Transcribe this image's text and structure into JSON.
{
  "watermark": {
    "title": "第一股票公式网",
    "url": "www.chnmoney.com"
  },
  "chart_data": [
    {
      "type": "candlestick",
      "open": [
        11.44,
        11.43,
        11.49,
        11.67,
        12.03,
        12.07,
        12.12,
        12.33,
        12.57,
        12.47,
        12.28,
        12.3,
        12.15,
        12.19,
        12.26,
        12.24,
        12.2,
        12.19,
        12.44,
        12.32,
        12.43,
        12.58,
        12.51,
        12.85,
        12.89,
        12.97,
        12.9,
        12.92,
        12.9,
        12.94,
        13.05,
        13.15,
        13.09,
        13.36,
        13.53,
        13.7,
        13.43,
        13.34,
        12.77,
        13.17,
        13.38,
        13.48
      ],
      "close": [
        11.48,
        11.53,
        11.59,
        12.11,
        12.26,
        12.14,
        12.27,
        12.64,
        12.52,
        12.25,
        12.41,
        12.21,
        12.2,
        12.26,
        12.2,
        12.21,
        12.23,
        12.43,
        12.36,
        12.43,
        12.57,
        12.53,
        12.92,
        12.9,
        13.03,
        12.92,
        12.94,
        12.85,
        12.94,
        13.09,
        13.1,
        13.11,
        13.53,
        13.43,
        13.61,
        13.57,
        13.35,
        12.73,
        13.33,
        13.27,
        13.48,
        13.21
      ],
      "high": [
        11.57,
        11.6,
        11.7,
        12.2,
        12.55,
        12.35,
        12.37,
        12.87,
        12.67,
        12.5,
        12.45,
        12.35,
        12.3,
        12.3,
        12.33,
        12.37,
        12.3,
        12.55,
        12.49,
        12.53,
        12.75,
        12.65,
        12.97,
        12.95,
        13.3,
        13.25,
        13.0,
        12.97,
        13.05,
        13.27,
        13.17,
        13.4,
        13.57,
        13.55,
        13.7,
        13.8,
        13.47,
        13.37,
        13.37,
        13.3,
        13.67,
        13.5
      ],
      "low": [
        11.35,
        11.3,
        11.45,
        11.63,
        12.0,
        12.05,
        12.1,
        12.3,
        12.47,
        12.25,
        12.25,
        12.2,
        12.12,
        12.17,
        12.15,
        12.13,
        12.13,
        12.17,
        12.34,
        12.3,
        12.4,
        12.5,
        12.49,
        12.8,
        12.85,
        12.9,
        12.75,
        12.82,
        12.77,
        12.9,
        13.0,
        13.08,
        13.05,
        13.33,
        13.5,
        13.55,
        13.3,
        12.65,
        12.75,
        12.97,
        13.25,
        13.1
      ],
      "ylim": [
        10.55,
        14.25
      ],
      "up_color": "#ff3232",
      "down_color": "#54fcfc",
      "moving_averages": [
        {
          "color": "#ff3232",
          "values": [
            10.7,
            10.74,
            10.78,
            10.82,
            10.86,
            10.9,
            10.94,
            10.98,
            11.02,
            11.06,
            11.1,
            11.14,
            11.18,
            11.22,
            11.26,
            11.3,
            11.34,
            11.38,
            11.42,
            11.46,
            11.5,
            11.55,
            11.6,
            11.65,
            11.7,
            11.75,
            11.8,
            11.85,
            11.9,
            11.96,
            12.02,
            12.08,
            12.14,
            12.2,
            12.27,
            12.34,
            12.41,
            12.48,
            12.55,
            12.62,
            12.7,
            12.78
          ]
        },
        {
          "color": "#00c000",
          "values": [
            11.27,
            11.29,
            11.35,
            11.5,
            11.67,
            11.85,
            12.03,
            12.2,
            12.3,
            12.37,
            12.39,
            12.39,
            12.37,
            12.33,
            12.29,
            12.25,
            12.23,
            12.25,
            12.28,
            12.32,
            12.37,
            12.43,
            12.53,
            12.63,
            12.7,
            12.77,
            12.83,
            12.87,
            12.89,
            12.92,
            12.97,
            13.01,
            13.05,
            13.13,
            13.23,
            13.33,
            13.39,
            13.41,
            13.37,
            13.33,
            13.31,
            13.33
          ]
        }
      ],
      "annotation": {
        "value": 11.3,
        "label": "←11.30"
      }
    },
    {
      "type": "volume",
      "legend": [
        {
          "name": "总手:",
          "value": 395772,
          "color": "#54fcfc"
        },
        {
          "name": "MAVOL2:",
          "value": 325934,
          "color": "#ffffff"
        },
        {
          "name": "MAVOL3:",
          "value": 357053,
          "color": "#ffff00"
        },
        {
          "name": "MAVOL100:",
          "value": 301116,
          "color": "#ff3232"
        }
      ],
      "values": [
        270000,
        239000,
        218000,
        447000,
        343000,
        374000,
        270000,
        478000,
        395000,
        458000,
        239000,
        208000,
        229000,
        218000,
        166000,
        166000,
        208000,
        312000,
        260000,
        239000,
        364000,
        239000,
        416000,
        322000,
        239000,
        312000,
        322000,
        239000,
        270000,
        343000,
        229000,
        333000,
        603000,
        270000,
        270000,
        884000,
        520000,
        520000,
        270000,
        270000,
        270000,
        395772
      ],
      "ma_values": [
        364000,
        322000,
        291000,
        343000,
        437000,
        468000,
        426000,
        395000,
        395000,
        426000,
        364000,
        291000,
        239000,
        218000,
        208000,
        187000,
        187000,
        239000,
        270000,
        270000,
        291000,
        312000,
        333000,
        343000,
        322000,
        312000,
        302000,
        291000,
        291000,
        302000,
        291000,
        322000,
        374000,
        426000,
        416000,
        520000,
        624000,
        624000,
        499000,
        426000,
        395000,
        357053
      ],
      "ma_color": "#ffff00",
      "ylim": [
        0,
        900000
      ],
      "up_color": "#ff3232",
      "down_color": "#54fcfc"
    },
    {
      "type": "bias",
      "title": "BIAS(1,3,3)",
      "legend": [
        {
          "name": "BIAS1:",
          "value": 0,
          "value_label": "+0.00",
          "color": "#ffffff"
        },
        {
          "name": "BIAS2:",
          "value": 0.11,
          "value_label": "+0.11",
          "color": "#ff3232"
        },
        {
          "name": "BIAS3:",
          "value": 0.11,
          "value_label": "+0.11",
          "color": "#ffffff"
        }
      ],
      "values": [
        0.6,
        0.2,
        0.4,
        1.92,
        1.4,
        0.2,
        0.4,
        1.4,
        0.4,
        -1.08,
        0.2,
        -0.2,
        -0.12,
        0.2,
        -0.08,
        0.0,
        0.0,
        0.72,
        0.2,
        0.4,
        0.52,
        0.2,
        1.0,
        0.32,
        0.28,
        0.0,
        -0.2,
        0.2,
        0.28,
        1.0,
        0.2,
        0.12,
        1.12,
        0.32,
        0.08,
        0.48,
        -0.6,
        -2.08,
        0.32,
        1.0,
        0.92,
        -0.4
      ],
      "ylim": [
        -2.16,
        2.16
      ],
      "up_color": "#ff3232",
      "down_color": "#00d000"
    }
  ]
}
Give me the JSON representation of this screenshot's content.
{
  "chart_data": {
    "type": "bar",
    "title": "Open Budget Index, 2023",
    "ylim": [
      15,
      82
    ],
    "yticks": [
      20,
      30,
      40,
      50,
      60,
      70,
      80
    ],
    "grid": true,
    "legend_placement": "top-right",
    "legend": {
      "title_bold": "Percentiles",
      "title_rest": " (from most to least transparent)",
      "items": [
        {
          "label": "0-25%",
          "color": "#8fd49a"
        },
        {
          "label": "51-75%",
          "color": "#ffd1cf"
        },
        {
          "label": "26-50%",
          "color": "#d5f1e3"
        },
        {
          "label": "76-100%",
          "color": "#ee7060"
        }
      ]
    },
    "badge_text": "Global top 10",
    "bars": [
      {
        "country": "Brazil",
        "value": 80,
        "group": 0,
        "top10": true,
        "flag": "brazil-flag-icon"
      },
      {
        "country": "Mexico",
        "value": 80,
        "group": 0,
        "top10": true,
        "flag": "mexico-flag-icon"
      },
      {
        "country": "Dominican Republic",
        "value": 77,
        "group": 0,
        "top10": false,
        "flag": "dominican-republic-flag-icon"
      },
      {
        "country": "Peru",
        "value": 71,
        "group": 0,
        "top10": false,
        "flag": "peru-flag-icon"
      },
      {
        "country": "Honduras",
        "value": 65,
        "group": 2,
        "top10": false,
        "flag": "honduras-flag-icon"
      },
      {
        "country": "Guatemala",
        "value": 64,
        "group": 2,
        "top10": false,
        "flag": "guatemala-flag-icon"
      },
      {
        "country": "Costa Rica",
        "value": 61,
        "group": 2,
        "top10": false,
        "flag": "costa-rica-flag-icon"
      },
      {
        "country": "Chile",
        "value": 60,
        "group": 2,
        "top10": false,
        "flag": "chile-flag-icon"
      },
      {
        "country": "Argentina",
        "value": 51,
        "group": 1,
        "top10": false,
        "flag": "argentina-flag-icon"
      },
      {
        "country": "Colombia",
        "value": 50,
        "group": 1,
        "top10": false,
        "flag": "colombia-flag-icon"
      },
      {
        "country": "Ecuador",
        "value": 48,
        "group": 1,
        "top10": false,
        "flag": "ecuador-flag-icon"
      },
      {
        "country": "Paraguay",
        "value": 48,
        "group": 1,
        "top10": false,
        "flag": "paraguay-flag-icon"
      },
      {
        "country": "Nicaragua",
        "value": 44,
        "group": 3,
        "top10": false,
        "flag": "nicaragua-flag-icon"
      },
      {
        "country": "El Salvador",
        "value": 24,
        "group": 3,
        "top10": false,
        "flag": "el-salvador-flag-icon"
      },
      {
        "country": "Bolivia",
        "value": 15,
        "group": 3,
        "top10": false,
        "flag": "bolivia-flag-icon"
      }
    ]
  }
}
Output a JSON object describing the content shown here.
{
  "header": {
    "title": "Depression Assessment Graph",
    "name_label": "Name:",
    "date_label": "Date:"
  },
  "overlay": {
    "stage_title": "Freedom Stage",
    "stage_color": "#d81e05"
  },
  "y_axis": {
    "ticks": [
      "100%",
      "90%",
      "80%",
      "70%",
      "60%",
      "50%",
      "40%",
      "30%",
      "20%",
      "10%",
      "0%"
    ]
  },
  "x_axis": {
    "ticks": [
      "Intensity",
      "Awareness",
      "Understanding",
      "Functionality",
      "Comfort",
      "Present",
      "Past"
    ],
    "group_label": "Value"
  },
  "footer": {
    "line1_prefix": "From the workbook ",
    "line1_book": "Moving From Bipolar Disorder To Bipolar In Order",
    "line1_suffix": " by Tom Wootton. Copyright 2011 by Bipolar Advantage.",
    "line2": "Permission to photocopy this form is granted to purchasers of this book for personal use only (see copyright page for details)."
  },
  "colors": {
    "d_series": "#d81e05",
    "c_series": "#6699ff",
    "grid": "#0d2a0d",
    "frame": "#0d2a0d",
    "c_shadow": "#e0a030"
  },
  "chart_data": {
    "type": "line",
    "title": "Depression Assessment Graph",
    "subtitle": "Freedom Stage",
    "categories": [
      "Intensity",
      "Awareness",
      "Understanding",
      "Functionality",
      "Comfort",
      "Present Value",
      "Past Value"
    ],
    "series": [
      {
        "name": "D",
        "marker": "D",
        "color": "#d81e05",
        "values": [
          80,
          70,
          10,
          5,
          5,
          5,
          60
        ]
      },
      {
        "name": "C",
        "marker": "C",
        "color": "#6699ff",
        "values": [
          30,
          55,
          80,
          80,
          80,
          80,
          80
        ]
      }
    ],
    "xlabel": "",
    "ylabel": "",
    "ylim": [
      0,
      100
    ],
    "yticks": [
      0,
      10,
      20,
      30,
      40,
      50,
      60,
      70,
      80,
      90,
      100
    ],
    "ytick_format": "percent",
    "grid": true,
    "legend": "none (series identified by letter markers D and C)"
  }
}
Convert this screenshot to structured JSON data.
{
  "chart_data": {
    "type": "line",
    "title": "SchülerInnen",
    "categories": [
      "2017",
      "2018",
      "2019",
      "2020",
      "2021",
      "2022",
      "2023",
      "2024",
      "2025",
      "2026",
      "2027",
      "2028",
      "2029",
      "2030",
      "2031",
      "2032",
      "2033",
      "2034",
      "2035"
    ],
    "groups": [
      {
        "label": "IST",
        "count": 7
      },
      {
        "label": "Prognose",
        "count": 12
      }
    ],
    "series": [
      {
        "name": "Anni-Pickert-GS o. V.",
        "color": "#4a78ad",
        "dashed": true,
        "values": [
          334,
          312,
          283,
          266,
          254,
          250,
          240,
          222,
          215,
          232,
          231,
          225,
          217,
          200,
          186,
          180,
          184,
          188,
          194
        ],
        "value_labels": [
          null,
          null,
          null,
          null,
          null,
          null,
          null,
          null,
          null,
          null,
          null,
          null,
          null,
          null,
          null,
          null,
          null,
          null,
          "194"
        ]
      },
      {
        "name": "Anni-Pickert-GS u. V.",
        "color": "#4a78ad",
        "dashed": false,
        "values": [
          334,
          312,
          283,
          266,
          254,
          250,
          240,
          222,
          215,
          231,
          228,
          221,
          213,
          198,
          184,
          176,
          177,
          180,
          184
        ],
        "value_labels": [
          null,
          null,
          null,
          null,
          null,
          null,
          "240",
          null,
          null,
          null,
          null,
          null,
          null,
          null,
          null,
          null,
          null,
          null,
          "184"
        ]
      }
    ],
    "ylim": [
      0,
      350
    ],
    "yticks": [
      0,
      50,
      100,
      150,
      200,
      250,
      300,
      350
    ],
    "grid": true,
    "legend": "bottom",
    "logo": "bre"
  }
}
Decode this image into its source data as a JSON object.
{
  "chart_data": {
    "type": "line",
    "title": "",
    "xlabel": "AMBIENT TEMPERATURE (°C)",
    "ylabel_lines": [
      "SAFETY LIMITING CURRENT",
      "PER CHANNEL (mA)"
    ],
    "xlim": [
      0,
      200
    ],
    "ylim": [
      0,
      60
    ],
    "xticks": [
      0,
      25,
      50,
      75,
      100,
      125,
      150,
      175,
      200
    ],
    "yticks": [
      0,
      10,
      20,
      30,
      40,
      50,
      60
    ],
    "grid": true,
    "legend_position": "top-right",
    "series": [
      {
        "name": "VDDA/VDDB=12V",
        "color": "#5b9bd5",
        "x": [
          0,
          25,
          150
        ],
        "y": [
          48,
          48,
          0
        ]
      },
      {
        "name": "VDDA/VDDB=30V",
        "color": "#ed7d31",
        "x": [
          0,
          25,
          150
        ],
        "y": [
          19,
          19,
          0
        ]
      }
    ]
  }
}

» **TASK GOAL**
Only those lines running from the one containing "Decode this image" through the last line of the data above are to be copied, exactly, with both ends included.

» **RESULT BELOW**
Decode this image into its source data as a JSON object.
{
  "chart_data": {
    "type": "line",
    "title": "",
    "xlabel": "AMBIENT TEMPERATURE (°C)",
    "ylabel_lines": [
      "SAFETY LIMITING CURRENT",
      "PER CHANNEL (mA)"
    ],
    "xlim": [
      0,
      200
    ],
    "ylim": [
      0,
      60
    ],
    "xticks": [
      0,
      25,
      50,
      75,
      100,
      125,
      150,
      175,
      200
    ],
    "yticks": [
      0,
      10,
      20,
      30,
      40,
      50,
      60
    ],
    "grid": true,
    "legend_position": "top-right",
    "series": [
      {
        "name": "VDDA/VDDB=12V",
        "color": "#5b9bd5",
        "x": [
          0,
          25,
          150
        ],
        "y": [
          48,
          48,
          0
        ]
      },
      {
        "name": "VDDA/VDDB=30V",
        "color": "#ed7d31",
        "x": [
          0,
          25,
          150
        ],
        "y": [
          19,
          19,
          0
        ]
      }
    ]
  }
}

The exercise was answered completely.